Dataset records
◆ ◆ ◆ ◆ ◆ ◆ ◆

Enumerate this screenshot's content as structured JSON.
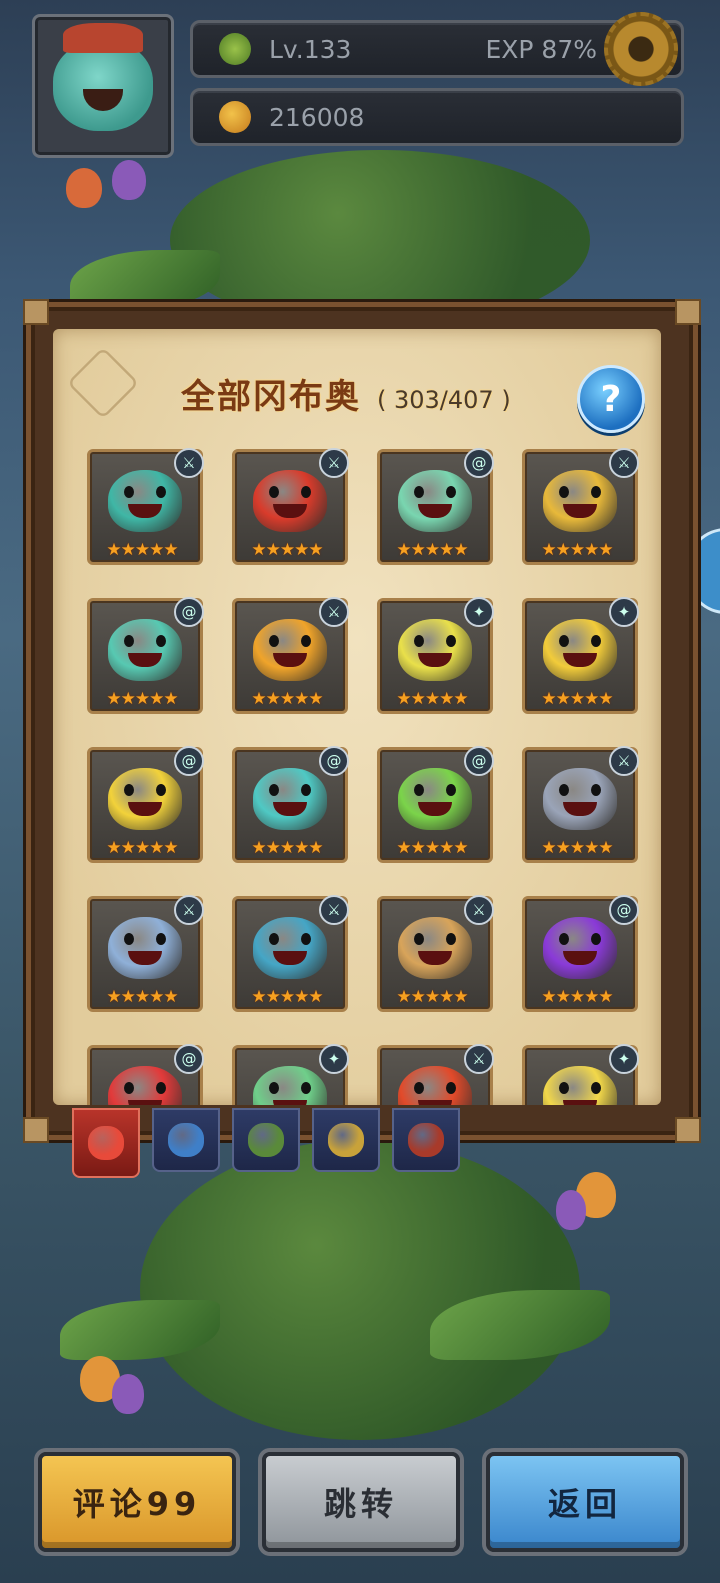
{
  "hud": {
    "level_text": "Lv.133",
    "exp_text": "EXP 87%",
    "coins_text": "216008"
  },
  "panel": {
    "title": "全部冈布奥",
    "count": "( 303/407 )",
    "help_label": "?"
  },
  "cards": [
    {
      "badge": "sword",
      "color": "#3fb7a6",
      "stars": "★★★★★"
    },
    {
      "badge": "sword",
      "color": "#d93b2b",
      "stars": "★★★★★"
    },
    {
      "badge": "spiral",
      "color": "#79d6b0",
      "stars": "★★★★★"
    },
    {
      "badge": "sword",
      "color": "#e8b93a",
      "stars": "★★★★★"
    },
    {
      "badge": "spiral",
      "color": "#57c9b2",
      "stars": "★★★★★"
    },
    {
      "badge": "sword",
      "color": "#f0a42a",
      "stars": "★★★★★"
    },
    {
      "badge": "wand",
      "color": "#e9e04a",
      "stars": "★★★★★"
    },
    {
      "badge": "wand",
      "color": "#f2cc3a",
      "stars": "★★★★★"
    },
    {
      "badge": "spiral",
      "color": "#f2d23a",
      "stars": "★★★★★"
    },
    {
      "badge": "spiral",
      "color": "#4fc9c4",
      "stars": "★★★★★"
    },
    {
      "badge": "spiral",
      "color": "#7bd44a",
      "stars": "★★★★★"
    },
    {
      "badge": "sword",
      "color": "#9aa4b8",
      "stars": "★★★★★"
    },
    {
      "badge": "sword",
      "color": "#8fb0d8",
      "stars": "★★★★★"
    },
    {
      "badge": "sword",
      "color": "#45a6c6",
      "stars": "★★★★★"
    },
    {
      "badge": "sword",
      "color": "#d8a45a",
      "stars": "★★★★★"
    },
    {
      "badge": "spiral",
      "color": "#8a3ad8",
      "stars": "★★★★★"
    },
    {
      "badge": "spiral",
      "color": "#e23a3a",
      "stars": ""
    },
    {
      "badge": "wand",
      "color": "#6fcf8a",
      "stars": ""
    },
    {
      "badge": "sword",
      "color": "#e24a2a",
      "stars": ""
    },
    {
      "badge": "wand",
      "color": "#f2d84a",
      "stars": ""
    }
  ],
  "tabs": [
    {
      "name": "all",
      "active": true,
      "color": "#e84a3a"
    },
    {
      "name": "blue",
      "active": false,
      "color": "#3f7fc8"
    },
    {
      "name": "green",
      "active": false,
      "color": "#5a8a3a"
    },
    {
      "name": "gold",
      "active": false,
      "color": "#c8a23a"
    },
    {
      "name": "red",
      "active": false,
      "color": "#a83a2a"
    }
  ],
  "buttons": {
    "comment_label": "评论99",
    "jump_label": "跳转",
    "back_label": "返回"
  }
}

◆ ◆ ◆ ◆ ◆ ◆ ◆

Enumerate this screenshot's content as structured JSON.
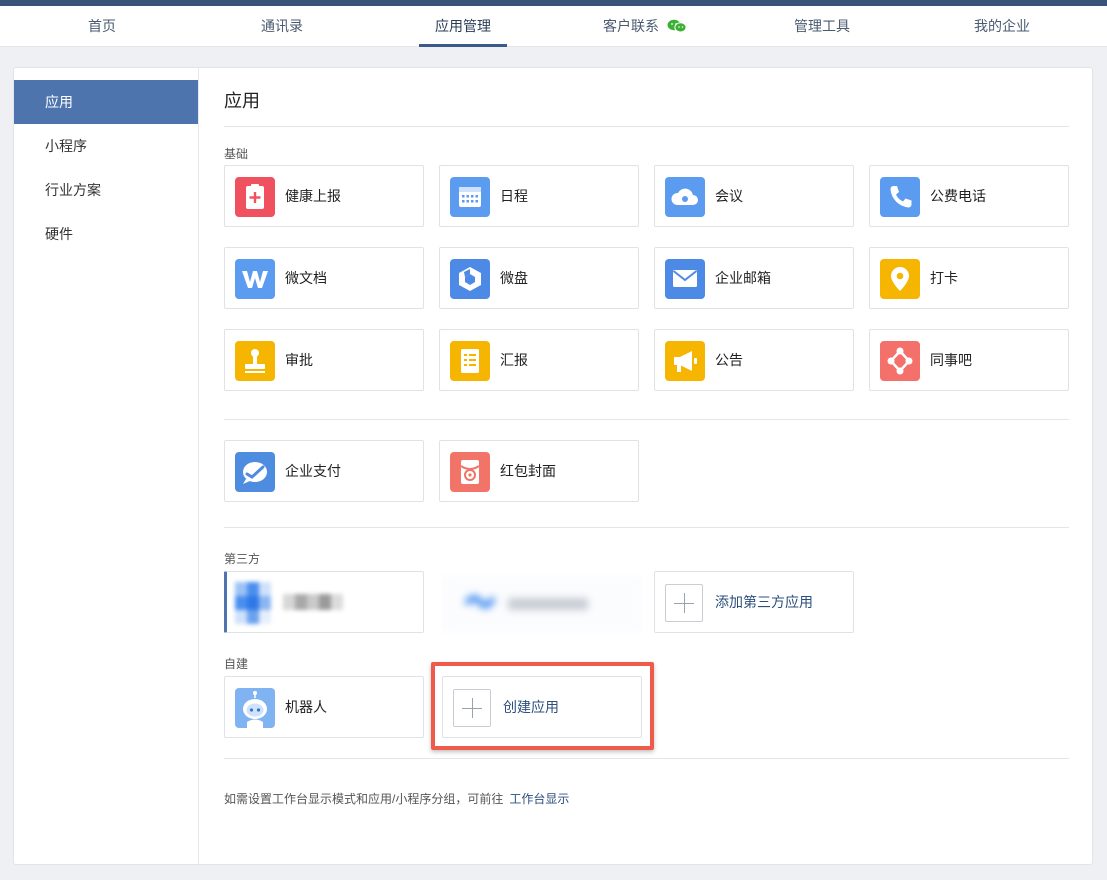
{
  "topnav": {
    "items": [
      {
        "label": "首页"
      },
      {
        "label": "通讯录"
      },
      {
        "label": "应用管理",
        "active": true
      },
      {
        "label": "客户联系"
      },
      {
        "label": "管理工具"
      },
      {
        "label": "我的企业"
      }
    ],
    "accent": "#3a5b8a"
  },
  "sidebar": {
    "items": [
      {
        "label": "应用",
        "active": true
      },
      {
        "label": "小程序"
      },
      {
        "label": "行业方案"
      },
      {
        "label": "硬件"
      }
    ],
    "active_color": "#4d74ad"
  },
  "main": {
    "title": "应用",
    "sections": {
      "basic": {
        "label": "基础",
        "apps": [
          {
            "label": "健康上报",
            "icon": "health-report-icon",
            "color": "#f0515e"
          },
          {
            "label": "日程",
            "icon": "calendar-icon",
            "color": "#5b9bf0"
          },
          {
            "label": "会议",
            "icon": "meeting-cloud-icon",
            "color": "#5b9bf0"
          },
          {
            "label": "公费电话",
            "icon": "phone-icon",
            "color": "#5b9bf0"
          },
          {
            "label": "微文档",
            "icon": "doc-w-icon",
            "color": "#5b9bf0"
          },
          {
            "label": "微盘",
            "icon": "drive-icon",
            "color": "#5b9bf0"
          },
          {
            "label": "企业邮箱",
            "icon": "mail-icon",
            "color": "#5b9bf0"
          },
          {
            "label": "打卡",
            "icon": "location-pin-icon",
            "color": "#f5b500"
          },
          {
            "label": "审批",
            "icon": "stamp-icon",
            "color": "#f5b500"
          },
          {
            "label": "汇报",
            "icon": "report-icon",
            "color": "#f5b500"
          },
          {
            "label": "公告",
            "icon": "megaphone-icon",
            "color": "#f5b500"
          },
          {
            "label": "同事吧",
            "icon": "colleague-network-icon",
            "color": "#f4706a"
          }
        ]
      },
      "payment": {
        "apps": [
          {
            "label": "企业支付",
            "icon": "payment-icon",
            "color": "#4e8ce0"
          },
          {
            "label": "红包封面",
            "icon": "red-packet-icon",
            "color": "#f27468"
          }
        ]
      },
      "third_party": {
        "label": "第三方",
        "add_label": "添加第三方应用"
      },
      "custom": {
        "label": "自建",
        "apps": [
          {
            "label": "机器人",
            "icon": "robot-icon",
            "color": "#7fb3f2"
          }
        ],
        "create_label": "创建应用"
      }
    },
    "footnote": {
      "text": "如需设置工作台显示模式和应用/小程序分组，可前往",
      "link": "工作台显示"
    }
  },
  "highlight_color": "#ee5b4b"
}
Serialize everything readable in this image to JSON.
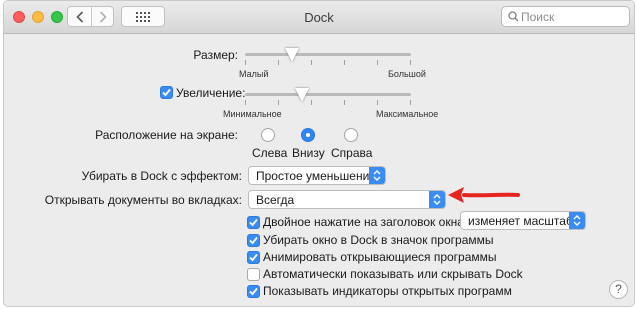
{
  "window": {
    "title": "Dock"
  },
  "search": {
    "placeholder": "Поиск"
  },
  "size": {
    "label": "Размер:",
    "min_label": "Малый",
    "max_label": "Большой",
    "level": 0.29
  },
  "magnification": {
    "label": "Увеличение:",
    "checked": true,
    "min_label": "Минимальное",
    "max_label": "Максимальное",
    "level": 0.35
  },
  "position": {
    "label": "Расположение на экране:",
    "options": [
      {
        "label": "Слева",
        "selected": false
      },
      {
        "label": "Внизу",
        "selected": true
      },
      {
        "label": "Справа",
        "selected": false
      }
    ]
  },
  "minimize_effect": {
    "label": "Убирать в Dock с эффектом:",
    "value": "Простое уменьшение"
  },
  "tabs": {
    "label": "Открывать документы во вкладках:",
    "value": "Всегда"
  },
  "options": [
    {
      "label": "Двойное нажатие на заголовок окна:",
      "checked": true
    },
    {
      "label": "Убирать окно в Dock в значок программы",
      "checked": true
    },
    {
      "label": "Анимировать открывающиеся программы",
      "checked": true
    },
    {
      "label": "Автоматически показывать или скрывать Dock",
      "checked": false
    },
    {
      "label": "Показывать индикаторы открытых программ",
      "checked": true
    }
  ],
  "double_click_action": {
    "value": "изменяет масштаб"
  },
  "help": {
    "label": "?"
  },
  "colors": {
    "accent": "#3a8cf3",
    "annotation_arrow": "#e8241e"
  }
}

◆ ◆ ◆ ◆ ◆ ◆ ◆

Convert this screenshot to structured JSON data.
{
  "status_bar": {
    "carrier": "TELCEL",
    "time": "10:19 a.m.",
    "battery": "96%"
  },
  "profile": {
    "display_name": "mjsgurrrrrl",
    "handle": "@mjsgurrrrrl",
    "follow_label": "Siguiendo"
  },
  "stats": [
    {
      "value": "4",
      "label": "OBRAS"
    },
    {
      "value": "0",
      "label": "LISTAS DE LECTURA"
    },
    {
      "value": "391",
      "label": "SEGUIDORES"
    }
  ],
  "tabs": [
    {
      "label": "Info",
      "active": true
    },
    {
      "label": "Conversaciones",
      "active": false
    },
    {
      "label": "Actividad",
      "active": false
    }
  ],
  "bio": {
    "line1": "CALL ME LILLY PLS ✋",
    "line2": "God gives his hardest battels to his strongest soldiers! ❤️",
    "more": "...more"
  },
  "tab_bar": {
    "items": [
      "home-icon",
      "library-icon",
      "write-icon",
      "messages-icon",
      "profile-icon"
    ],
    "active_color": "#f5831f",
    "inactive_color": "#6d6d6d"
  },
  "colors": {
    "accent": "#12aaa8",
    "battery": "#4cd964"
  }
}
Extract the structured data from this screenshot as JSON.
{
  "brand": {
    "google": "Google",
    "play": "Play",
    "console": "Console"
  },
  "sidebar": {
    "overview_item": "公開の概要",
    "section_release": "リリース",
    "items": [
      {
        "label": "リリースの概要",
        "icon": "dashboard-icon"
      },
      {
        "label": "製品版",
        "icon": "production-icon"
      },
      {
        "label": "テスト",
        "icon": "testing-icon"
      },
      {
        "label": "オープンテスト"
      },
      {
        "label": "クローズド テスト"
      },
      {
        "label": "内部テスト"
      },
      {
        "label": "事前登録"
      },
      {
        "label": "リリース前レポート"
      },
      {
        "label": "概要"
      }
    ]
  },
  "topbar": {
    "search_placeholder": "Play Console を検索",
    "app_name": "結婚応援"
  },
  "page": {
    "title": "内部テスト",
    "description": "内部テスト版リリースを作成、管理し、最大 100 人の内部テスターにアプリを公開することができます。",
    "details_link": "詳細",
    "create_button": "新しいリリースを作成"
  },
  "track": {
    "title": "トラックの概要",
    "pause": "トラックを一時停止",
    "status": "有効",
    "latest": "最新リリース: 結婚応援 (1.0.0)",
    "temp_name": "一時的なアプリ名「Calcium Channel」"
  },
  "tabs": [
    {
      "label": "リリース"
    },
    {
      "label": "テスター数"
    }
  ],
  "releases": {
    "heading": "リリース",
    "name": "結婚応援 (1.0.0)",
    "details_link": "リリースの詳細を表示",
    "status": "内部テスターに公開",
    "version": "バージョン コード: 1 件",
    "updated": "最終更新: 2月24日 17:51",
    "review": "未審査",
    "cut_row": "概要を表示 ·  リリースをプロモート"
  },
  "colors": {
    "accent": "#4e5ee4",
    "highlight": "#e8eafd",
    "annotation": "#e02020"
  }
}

◆ ◆ ◆ ◆ ◆ ◆ ◆

■ Stated exercise: Identify and list each line with the word "Убирать".

■ Output of the task:
    "label": "Убирать в Dock с эффектом:",
      "label": "Убирать окно в Dock в значок программы",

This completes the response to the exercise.